▶ _Teks Bacaan_

Di akhir bukunya, Mas Sandy menyempatkan diri untuk berbagi kebahagiaan melihat kemajuan anak didiknya. Anak-anak yang dulu cenderung tertutup, apatis, kasar, dan fatalis kini terlihat lebih pede, kritis, antusias, dan memiliki solidaritas tinggi pada sesamanya. Sanggar seadanya yang dulu dirintis Mas Sandy kini sudah menjadi bangunan 2 lantai yang sederhana namun artistik di pinggir Kali Ciwung di daerah Bukit Duri. Sesuai harapan Mas Sandy, sanggar itu sudah menjadi milik komunitas lingkungan itu, dengan berbagai kegiatan yang melibatkan partisipasi seluruh warga. Tak lupa Mas Sandy menyampaikan harapan agar buku yang ditulisnya dapat menjadi petunjuk bagi siapapun yang berkeinginan berbuat sesuatu untuk anak dan remaja marjinal. Semakin banyak yang peduli, semakin banyak yang berbuat, berarti semakin banyak anak dan remaja marjinal yang diselamatkan dari menjadi lost generationdi masa depan.

▶ _Tujuan a_
Tulis ulang paragraf dalam teks bacaan yang diawali "Di akhir bukunya" sebagai daftar poin yang lebih ringkas, dengan tetap mempertahankan fakta-fakta utamanya.

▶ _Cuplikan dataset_
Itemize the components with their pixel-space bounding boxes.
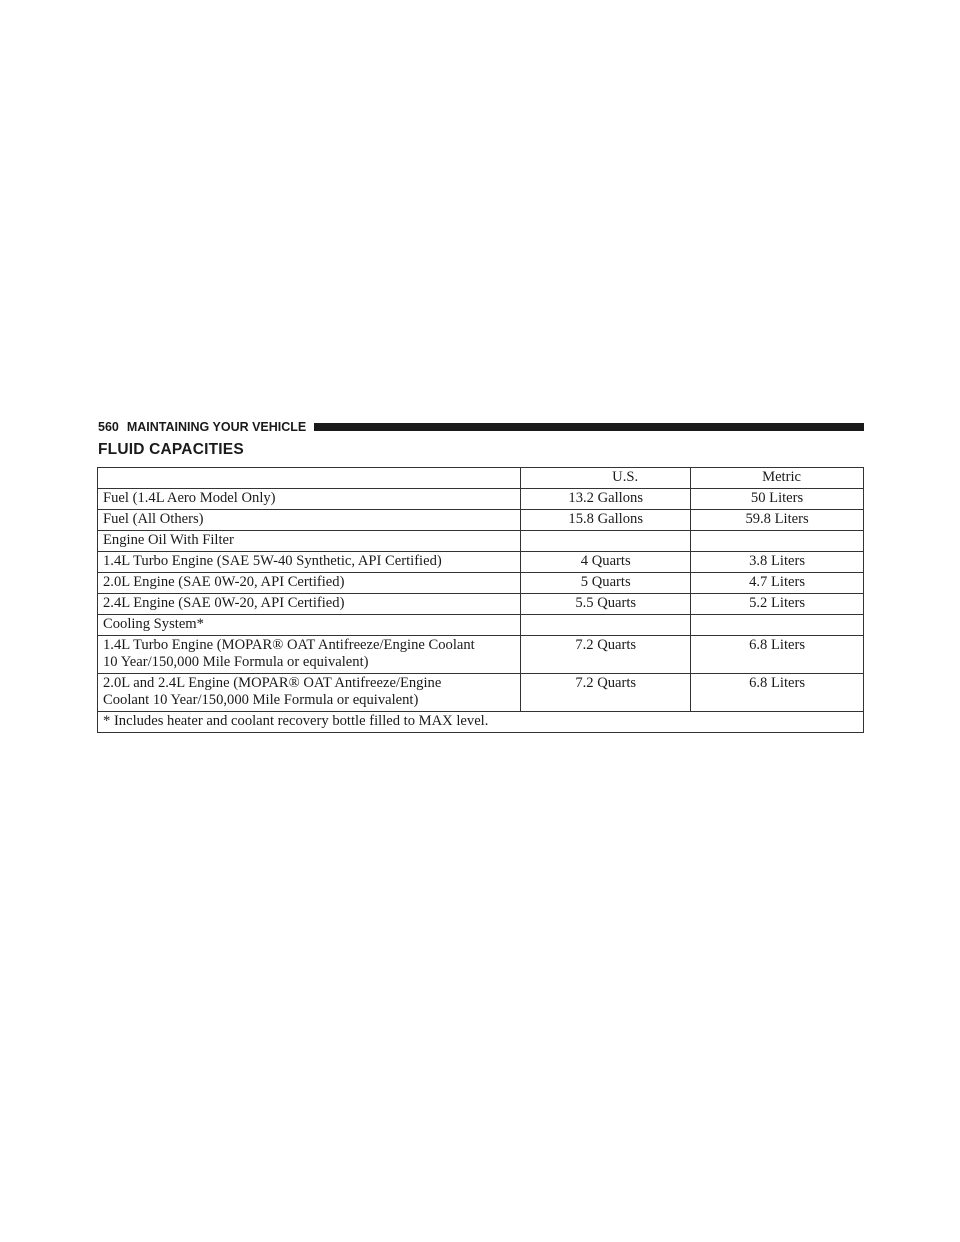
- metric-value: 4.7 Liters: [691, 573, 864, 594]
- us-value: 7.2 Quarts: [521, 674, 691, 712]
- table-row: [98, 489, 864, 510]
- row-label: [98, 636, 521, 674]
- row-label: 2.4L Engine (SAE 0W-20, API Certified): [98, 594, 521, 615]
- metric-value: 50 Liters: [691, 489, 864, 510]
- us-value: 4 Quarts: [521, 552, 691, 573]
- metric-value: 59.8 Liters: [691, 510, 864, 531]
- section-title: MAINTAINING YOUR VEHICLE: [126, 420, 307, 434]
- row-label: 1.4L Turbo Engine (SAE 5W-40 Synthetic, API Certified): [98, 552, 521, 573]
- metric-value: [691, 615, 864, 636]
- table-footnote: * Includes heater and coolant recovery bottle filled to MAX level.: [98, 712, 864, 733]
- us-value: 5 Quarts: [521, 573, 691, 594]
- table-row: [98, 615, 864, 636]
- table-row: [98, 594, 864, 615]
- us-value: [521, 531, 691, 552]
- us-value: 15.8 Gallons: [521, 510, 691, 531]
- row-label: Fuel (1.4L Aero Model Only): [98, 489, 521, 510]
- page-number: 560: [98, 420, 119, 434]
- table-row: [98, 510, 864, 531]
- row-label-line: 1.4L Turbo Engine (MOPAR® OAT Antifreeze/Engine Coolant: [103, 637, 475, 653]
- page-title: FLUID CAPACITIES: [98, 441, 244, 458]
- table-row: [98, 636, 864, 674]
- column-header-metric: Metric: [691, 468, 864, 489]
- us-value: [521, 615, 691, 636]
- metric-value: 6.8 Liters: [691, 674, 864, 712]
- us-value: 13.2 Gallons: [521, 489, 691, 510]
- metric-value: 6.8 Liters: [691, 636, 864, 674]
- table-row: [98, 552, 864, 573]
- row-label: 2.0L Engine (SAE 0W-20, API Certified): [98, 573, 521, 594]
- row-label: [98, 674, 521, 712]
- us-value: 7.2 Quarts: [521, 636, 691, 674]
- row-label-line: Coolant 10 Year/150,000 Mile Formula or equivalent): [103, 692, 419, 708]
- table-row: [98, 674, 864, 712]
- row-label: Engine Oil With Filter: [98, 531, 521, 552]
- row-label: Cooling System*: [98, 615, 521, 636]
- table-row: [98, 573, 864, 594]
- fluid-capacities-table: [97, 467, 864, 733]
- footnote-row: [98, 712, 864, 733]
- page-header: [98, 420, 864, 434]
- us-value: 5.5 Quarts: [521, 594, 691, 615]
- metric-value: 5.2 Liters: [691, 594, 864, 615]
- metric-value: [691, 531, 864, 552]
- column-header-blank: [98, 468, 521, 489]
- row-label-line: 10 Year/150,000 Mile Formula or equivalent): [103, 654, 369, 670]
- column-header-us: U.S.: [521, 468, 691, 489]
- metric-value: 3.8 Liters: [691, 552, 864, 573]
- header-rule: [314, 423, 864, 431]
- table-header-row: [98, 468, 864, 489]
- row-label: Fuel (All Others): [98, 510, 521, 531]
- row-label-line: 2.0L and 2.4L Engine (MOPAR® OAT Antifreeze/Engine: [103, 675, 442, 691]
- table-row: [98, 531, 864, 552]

▶ _Tujuan b_
Salin kembali baris-baris dalam daftar, dari baris yang memuat "- metric-value: 4.7" sampai baris yang memuat "- metric-value: 6.8 Liters: [691, 674, 864, 712]", termasuk kedua baris tersebut.

▶ _Jawaban Tertulis a_
- Di akhir bukunya, Mas Sandy berbagi kebahagiaan atas kemajuan anak didiknya.
- Anak-anak yang dulu tertutup, apatis, kasar, dan fatalis kini lebih pede, kritis, antusias, dan memiliki solidaritas tinggi pada sesamanya.
- Sanggar seadanya yang dirintis Mas Sandy kini menjadi bangunan 2 lantai yang sederhana namun artistik di pinggir Kali Ciwung, daerah Bukit Duri.
- Sesuai harapan Mas Sandy, sanggar itu kini menjadi milik komunitas lingkungan tersebut, dengan berbagai kegiatan yang melibatkan seluruh warga.
- Mas Sandy berharap bukunya menjadi petunjuk bagi siapa pun yang ingin berbuat sesuatu untuk anak dan remaja marjinal.
- Makin banyak yang peduli dan berbuat, makin banyak anak dan remaja marjinal yang diselamatkan dari menjadi lost generation di masa depan.

▶ _Jawaban Tertulis b_
- metric-value: 4.7 Liters: [691, 573, 864, 594]
- us-value: 7.2 Quarts: [521, 674, 691, 712]
- table-row: [98, 489, 864, 510]
- row-label: [98, 636, 521, 674]
- row-label: 2.4L Engine (SAE 0W-20, API Certified): [98, 594, 521, 615]
- metric-value: 50 Liters: [691, 489, 864, 510]
- us-value: 4 Quarts: [521, 552, 691, 573]
- metric-value: 59.8 Liters: [691, 510, 864, 531]
- section-title: MAINTAINING YOUR VEHICLE: [126, 420, 307, 434]
- row-label: 1.4L Turbo Engine (SAE 5W-40 Synthetic, API Certified): [98, 552, 521, 573]
- metric-value: [691, 615, 864, 636]
- table-footnote: * Includes heater and coolant recovery bottle filled to MAX level.: [98, 712, 864, 733]
- us-value: 5 Quarts: [521, 573, 691, 594]
- table-row: [98, 615, 864, 636]
- table-row: [98, 594, 864, 615]
- us-value: [521, 531, 691, 552]
- us-value: 15.8 Gallons: [521, 510, 691, 531]
- row-label: Fuel (1.4L Aero Model Only): [98, 489, 521, 510]
- page-number: 560: [98, 420, 119, 434]
- table-row: [98, 510, 864, 531]
- row-label-line: 1.4L Turbo Engine (MOPAR® OAT Antifreeze/Engine Coolant: [103, 637, 475, 653]
- page-title: FLUID CAPACITIES: [98, 441, 244, 458]
- table-row: [98, 636, 864, 674]
- column-header-metric: Metric: [691, 468, 864, 489]
- us-value: [521, 615, 691, 636]
- metric-value: 6.8 Liters: [691, 674, 864, 712]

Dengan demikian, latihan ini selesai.